■ What you will do ■
Report the number of lines in these entries that contain "terms". Write only the number.

[Records from a data source]

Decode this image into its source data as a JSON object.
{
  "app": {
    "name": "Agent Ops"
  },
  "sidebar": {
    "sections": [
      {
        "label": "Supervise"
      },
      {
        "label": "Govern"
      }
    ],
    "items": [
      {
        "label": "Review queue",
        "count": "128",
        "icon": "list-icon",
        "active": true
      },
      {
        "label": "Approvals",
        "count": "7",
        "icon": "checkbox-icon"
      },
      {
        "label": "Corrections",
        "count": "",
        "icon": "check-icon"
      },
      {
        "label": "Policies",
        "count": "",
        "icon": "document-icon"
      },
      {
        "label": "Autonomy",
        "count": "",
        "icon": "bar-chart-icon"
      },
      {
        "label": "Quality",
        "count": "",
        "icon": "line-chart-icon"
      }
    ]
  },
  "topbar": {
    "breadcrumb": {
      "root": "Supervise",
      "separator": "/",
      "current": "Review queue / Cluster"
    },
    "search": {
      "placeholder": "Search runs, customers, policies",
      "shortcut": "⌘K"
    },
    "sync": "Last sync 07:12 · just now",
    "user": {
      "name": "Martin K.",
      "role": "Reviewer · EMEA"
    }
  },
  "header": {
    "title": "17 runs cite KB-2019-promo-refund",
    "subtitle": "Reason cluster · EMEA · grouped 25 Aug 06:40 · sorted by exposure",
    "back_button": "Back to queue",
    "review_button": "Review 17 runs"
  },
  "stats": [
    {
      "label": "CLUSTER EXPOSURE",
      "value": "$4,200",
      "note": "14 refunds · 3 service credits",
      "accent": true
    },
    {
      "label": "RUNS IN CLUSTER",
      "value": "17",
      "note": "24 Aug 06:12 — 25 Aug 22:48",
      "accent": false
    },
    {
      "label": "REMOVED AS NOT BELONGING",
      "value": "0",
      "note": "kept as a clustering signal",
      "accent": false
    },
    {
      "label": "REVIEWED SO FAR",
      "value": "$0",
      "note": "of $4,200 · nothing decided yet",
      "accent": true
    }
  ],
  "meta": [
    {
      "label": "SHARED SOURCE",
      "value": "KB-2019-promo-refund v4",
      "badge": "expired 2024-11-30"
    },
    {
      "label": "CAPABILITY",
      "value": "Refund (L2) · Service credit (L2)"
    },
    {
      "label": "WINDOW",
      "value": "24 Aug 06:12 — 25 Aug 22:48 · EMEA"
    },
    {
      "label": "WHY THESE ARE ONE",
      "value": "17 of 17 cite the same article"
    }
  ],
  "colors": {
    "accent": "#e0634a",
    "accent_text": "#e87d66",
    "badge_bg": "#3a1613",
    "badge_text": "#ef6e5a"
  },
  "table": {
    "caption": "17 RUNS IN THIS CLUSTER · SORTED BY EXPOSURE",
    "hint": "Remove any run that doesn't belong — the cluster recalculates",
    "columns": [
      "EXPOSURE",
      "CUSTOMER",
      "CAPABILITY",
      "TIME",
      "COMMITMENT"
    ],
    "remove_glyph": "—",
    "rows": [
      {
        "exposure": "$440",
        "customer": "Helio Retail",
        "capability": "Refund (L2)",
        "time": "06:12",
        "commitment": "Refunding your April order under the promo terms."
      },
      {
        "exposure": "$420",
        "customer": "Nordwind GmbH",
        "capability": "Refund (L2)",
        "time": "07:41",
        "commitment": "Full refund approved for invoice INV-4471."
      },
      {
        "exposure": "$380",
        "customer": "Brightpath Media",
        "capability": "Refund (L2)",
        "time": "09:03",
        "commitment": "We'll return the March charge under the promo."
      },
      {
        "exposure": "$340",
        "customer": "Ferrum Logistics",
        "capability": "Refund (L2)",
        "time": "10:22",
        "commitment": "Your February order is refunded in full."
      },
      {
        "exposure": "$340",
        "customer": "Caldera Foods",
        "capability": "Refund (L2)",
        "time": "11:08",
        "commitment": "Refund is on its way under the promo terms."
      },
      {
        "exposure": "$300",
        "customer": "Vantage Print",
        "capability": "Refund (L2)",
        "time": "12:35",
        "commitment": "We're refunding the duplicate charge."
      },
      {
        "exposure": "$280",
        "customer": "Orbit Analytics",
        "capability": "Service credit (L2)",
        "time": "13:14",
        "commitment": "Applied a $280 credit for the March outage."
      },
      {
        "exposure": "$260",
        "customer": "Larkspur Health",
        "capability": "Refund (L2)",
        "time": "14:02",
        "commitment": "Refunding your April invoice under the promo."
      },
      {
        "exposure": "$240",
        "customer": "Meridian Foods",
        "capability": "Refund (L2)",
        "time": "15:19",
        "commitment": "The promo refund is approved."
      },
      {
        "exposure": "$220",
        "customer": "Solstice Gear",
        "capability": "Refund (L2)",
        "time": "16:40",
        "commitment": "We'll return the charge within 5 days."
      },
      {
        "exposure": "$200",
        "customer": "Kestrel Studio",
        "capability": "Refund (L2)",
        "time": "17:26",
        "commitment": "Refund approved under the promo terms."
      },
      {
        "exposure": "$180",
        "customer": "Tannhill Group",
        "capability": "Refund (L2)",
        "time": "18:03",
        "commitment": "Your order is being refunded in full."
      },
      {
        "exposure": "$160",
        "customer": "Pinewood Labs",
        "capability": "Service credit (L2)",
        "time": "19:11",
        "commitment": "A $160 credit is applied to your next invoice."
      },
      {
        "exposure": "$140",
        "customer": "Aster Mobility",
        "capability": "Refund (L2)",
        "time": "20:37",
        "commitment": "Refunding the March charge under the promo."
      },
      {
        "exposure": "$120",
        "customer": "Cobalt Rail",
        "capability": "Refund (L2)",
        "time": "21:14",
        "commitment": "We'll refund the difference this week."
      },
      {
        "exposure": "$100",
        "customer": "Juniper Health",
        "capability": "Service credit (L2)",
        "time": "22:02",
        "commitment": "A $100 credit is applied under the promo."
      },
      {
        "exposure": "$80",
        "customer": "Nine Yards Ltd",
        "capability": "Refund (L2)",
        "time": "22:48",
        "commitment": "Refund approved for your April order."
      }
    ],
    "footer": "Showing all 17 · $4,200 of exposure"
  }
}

■ Result below ■
3